▶ **Work to complete**
Copy every line below word for word, with nothing changed.

** begin The data **

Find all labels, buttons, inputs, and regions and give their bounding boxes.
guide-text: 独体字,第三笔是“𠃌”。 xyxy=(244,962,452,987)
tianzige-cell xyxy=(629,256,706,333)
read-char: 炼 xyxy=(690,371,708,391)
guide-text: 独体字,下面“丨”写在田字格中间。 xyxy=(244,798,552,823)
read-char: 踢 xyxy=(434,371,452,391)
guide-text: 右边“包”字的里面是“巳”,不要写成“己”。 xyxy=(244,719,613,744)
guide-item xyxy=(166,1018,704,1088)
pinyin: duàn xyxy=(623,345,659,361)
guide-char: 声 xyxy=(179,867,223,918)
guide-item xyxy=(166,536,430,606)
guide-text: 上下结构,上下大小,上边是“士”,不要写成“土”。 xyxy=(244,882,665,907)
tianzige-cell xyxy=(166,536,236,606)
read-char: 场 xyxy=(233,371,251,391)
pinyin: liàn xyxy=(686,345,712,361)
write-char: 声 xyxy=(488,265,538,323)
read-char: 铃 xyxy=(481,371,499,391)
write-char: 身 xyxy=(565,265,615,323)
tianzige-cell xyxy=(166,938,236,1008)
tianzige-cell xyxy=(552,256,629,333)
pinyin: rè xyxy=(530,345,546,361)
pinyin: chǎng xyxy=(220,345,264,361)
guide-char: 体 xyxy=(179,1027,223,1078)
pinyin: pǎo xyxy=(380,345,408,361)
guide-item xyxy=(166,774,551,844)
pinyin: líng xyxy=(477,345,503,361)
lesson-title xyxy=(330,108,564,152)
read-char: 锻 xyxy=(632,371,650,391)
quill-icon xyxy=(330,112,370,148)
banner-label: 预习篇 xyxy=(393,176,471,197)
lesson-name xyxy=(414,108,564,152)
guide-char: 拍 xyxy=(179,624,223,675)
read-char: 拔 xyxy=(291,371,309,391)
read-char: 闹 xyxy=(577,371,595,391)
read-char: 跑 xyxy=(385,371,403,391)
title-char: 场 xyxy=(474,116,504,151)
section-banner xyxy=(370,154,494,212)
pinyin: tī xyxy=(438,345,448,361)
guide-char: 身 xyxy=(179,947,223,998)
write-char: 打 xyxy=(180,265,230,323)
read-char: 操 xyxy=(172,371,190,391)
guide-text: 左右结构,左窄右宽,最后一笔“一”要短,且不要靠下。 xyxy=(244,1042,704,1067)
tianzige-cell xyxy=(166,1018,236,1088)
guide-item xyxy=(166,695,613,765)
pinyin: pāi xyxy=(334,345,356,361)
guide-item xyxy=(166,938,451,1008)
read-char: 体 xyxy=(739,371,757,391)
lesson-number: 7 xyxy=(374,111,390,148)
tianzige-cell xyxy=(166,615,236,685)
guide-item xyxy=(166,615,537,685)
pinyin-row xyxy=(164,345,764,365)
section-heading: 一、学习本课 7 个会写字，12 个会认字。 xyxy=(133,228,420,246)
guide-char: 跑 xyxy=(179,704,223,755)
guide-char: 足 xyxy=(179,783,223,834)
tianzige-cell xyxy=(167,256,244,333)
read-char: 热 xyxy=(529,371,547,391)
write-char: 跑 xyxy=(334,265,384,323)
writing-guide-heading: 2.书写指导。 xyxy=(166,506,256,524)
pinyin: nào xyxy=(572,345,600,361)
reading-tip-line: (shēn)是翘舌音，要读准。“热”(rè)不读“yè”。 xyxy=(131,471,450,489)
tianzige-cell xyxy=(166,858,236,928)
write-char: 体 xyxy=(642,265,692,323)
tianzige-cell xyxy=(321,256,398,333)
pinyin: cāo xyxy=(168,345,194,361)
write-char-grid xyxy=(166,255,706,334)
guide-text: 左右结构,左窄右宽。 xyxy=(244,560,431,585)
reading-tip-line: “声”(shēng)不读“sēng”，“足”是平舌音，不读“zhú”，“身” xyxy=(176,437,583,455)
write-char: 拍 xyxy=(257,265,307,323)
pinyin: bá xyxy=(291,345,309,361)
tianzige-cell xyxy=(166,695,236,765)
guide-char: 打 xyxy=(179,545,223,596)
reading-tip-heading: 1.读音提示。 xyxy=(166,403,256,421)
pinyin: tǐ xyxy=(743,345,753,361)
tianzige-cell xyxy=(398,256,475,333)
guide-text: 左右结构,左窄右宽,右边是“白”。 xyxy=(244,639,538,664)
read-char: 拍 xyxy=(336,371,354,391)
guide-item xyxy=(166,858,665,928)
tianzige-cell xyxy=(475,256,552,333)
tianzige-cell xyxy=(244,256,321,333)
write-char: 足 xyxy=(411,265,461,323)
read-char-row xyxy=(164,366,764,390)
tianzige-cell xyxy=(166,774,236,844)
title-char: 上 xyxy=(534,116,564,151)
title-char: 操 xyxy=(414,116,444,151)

** end The data **

▶ **Output below**
Find all labels, buttons, inputs, and regions and give their bounding boxes.
guide-text: 独体字,第三笔是“𠃌”。 xyxy=(244,962,452,987)
tianzige-cell xyxy=(629,256,706,333)
read-char: 炼 xyxy=(690,371,708,391)
guide-text: 独体字,下面“丨”写在田字格中间。 xyxy=(244,798,552,823)
read-char: 踢 xyxy=(434,371,452,391)
guide-text: 右边“包”字的里面是“巳”,不要写成“己”。 xyxy=(244,719,613,744)
guide-item xyxy=(166,1018,704,1088)
pinyin: duàn xyxy=(623,345,659,361)
guide-char: 声 xyxy=(179,867,223,918)
guide-item xyxy=(166,536,430,606)
guide-text: 上下结构,上下大小,上边是“士”,不要写成“土”。 xyxy=(244,882,665,907)
tianzige-cell xyxy=(166,536,236,606)
read-char: 场 xyxy=(233,371,251,391)
pinyin: liàn xyxy=(686,345,712,361)
write-char: 声 xyxy=(488,265,538,323)
read-char: 铃 xyxy=(481,371,499,391)
write-char: 身 xyxy=(565,265,615,323)
tianzige-cell xyxy=(166,938,236,1008)
tianzige-cell xyxy=(552,256,629,333)
pinyin: rè xyxy=(530,345,546,361)
pinyin: chǎng xyxy=(220,345,264,361)
guide-char: 体 xyxy=(179,1027,223,1078)
pinyin: pǎo xyxy=(380,345,408,361)
guide-item xyxy=(166,774,551,844)
pinyin: líng xyxy=(477,345,503,361)
lesson-title xyxy=(330,108,564,152)
read-char: 锻 xyxy=(632,371,650,391)
quill-icon xyxy=(330,112,370,148)
banner-label: 预习篇 xyxy=(393,176,471,197)
lesson-name xyxy=(414,108,564,152)
guide-char: 拍 xyxy=(179,624,223,675)
read-char: 拔 xyxy=(291,371,309,391)
read-char: 闹 xyxy=(577,371,595,391)
read-char: 跑 xyxy=(385,371,403,391)
title-char: 场 xyxy=(474,116,504,151)
section-banner xyxy=(370,154,494,212)
pinyin: tī xyxy=(438,345,448,361)
guide-char: 身 xyxy=(179,947,223,998)
write-char: 打 xyxy=(180,265,230,323)
read-char: 操 xyxy=(172,371,190,391)
guide-text: 左右结构,左窄右宽,最后一笔“一”要短,且不要靠下。 xyxy=(244,1042,704,1067)
tianzige-cell xyxy=(166,1018,236,1088)
guide-item xyxy=(166,695,613,765)
pinyin: pāi xyxy=(334,345,356,361)
guide-item xyxy=(166,938,451,1008)
read-char: 体 xyxy=(739,371,757,391)
lesson-number: 7 xyxy=(374,111,390,148)
tianzige-cell xyxy=(166,615,236,685)
guide-item xyxy=(166,615,537,685)
pinyin-row xyxy=(164,345,764,365)
section-heading: 一、学习本课 7 个会写字，12 个会认字。 xyxy=(133,228,420,246)
guide-char: 跑 xyxy=(179,704,223,755)
guide-char: 足 xyxy=(179,783,223,834)
tianzige-cell xyxy=(167,256,244,333)
read-char: 热 xyxy=(529,371,547,391)
write-char: 跑 xyxy=(334,265,384,323)
writing-guide-heading: 2.书写指导。 xyxy=(166,506,256,524)
pinyin: nào xyxy=(572,345,600,361)
reading-tip-line: (shēn)是翘舌音，要读准。“热”(rè)不读“yè”。 xyxy=(131,471,450,489)
tianzige-cell xyxy=(166,858,236,928)
write-char: 体 xyxy=(642,265,692,323)
tianzige-cell xyxy=(321,256,398,333)
pinyin: cāo xyxy=(168,345,194,361)
write-char-grid xyxy=(166,255,706,334)
guide-text: 左右结构,左窄右宽。 xyxy=(244,560,431,585)
reading-tip-line: “声”(shēng)不读“sēng”，“足”是平舌音，不读“zhú”，“身” xyxy=(176,437,583,455)
write-char: 拍 xyxy=(257,265,307,323)
pinyin: bá xyxy=(291,345,309,361)
tianzige-cell xyxy=(166,695,236,765)
guide-char: 打 xyxy=(179,545,223,596)
reading-tip-heading: 1.读音提示。 xyxy=(166,403,256,421)
pinyin: tǐ xyxy=(743,345,753,361)
tianzige-cell xyxy=(398,256,475,333)
guide-text: 左右结构,左窄右宽,右边是“白”。 xyxy=(244,639,538,664)
read-char: 拍 xyxy=(336,371,354,391)
guide-item xyxy=(166,858,665,928)
tianzige-cell xyxy=(475,256,552,333)
tianzige-cell xyxy=(244,256,321,333)
write-char: 足 xyxy=(411,265,461,323)
read-char-row xyxy=(164,366,764,390)
tianzige-cell xyxy=(166,774,236,844)
title-char: 上 xyxy=(534,116,564,151)
title-char: 操 xyxy=(414,116,444,151)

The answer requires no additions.